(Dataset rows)
(begin)
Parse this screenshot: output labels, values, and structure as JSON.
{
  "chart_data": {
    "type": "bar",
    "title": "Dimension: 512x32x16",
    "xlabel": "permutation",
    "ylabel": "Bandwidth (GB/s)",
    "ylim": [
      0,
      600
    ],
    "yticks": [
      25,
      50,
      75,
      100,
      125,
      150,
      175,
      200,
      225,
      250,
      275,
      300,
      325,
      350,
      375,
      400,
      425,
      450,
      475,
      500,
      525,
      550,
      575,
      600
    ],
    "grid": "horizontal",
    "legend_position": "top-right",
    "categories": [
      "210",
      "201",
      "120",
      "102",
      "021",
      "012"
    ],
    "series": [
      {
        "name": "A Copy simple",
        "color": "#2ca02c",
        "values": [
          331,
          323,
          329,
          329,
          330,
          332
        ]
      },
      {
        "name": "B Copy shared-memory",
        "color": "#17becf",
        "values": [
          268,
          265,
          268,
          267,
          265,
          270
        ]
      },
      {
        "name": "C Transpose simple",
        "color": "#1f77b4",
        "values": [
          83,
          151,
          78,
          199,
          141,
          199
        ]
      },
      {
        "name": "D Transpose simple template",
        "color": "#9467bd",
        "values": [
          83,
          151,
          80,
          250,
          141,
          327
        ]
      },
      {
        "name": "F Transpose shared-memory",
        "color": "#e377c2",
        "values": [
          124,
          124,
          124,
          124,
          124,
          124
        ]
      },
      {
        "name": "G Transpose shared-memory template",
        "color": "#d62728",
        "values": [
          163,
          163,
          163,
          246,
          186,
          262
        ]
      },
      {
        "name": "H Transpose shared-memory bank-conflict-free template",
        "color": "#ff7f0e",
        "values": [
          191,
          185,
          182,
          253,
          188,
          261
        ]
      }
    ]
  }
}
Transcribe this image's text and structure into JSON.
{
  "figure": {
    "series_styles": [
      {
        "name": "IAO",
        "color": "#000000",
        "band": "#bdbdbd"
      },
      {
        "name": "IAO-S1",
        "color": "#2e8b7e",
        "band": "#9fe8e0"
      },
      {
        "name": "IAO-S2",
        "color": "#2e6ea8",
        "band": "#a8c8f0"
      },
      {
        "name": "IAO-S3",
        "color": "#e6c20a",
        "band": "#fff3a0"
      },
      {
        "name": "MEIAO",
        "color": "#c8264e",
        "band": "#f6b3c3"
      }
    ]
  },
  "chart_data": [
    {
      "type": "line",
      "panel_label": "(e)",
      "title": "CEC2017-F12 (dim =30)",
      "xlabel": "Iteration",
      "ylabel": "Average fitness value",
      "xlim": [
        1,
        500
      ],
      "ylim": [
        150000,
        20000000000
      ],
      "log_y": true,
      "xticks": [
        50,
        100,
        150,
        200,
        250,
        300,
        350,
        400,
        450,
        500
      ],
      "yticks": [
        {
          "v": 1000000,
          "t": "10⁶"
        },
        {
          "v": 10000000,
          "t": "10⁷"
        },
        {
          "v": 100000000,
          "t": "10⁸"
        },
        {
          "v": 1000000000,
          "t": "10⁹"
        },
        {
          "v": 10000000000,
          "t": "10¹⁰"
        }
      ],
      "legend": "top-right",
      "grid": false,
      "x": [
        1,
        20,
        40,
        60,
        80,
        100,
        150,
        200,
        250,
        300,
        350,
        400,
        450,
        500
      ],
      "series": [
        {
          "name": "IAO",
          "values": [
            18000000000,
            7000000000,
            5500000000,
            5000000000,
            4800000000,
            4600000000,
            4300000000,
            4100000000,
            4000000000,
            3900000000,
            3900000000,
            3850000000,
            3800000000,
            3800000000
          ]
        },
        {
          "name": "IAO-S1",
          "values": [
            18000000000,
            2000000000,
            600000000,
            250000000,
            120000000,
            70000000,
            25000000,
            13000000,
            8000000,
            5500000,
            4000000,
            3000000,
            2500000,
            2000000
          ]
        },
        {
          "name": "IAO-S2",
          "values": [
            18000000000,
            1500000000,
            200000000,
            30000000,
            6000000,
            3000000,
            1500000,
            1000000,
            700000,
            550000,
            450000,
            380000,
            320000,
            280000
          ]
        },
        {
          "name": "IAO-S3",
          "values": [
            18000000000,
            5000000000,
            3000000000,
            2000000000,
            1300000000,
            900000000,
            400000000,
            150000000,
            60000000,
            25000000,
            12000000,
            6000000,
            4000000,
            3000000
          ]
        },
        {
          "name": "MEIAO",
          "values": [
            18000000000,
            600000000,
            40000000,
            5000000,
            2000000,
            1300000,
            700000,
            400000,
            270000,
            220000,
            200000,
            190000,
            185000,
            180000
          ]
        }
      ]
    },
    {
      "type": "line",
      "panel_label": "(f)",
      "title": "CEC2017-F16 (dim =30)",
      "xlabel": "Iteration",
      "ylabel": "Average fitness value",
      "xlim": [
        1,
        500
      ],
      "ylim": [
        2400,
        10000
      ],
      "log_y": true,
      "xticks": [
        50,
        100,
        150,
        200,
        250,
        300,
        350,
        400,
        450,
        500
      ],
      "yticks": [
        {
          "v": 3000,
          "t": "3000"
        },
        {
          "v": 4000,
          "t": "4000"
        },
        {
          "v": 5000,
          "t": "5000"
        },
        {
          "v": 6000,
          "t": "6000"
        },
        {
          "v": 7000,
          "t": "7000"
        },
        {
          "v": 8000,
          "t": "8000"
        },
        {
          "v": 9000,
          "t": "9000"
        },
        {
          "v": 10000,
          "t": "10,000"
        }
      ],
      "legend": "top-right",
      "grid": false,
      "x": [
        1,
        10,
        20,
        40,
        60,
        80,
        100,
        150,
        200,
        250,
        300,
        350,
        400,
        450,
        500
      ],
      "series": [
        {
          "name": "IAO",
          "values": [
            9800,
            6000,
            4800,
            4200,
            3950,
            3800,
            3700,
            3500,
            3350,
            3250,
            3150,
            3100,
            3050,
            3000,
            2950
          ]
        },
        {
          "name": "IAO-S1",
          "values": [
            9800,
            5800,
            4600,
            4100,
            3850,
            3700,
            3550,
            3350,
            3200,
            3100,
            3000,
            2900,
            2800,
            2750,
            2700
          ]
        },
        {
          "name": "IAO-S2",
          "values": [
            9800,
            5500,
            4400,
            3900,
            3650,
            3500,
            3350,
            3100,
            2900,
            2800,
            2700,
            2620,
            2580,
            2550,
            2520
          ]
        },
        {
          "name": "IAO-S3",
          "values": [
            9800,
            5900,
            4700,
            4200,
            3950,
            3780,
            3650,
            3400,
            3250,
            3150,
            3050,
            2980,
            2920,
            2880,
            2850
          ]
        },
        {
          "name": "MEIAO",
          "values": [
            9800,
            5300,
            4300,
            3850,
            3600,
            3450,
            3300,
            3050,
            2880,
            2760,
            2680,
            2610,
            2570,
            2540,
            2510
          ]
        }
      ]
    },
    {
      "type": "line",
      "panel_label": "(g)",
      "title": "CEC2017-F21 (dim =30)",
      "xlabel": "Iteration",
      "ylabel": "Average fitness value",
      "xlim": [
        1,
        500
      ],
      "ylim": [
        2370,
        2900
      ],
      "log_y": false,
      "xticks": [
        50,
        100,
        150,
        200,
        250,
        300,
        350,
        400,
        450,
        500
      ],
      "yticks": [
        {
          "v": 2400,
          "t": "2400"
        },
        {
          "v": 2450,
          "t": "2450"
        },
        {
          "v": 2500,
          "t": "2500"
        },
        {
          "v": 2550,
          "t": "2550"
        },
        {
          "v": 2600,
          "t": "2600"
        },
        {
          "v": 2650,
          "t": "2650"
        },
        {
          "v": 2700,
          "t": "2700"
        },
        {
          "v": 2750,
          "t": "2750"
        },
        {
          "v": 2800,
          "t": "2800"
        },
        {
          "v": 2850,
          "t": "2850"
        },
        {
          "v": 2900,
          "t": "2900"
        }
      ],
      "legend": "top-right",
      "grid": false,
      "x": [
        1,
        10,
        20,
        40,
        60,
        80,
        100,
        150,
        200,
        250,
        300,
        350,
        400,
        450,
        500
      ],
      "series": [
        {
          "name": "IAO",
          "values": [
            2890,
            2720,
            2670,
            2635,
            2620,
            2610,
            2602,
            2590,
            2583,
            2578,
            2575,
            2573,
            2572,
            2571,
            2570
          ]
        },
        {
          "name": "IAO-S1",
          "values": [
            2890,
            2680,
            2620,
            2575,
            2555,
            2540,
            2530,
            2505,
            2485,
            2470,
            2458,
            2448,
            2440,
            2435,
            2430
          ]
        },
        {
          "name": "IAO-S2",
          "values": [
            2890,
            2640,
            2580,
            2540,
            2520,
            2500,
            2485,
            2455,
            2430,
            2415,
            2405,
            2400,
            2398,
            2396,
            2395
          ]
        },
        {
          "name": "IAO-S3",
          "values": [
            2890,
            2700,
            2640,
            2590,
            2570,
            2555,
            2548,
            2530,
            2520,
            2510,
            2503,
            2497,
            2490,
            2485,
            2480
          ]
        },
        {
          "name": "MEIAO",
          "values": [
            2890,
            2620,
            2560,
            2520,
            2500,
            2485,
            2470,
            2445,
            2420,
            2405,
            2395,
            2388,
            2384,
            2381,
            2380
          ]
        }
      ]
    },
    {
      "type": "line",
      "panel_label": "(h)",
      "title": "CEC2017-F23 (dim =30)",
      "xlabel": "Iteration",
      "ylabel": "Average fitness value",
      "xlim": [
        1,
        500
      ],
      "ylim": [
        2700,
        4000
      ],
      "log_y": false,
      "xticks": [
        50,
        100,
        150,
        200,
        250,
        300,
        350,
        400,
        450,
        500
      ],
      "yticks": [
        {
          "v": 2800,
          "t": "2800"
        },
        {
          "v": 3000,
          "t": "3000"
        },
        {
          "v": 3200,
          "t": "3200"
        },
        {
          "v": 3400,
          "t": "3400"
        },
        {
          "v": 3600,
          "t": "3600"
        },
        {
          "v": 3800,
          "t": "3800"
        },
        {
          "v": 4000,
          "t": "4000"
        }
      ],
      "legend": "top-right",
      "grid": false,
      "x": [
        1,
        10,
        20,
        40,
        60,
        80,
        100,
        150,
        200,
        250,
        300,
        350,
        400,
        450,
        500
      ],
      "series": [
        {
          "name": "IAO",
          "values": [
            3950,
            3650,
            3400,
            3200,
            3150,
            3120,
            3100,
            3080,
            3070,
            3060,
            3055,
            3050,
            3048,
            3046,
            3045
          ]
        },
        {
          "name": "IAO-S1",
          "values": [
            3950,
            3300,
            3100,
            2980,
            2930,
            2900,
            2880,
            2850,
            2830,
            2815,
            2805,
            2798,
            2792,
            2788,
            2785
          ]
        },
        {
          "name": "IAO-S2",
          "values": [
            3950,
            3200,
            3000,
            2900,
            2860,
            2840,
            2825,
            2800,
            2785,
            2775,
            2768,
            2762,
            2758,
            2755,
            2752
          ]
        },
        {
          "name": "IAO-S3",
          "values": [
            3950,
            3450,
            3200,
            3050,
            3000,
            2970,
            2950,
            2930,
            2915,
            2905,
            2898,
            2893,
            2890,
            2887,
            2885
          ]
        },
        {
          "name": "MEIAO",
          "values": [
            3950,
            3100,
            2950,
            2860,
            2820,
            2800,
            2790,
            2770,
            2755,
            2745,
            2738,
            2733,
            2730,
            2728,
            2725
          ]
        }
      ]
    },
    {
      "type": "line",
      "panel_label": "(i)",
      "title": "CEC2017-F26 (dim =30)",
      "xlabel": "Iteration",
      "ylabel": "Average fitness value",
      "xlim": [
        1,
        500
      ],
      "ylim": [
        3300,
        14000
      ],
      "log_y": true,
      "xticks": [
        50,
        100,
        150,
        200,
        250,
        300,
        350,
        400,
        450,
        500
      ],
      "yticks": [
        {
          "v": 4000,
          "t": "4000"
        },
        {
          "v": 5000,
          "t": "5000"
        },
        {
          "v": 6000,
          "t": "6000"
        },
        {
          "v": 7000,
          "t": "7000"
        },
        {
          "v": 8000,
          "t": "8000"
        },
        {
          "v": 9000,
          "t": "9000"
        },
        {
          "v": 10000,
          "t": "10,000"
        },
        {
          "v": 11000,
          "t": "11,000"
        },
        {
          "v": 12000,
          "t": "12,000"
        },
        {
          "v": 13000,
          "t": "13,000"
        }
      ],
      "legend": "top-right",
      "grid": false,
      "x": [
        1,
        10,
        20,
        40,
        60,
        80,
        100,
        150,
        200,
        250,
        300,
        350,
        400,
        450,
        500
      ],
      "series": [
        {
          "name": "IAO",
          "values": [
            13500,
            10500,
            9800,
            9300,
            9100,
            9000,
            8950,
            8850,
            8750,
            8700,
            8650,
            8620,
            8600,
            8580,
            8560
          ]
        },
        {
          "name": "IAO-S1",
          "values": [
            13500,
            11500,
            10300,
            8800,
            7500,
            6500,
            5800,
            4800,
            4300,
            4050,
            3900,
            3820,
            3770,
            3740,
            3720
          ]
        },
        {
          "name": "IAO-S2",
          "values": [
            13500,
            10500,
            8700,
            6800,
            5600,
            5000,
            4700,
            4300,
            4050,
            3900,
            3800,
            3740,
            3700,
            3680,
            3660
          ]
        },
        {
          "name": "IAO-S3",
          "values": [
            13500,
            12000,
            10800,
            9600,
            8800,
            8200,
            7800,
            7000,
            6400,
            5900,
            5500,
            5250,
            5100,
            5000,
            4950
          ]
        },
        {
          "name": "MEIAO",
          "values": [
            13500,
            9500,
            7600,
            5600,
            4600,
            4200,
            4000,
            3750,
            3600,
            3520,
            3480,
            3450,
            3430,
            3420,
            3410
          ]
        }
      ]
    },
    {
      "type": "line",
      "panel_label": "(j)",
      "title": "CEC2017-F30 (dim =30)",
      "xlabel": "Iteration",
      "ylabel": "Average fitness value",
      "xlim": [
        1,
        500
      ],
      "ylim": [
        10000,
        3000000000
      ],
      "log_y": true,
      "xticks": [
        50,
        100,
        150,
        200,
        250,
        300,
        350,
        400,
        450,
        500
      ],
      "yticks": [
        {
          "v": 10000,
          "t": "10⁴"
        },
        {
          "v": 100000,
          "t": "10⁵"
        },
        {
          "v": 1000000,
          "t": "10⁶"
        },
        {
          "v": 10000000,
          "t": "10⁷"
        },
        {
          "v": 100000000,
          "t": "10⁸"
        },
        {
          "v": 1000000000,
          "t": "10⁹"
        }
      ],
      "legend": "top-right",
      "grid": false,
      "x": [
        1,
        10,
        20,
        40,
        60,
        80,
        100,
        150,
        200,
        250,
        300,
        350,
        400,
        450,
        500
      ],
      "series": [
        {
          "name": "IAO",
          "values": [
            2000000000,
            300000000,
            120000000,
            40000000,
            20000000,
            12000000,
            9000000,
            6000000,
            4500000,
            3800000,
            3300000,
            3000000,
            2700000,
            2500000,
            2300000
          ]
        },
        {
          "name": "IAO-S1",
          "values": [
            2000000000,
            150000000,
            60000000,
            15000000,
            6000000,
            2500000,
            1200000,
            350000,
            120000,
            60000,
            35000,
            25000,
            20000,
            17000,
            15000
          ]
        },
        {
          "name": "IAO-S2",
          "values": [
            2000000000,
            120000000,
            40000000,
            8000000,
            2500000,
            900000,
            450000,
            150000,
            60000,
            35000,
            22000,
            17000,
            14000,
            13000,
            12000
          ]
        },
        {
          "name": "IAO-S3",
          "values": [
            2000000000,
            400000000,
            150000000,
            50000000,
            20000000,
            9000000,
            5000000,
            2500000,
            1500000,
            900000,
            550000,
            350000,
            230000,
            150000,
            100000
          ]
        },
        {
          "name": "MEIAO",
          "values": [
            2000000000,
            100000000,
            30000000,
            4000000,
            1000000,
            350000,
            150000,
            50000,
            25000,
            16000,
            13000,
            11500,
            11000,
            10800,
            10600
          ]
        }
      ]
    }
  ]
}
(end)
OBJECTIVE:
Return only the count of lines in the records that hold the word "title".

FULL ANSWER:
7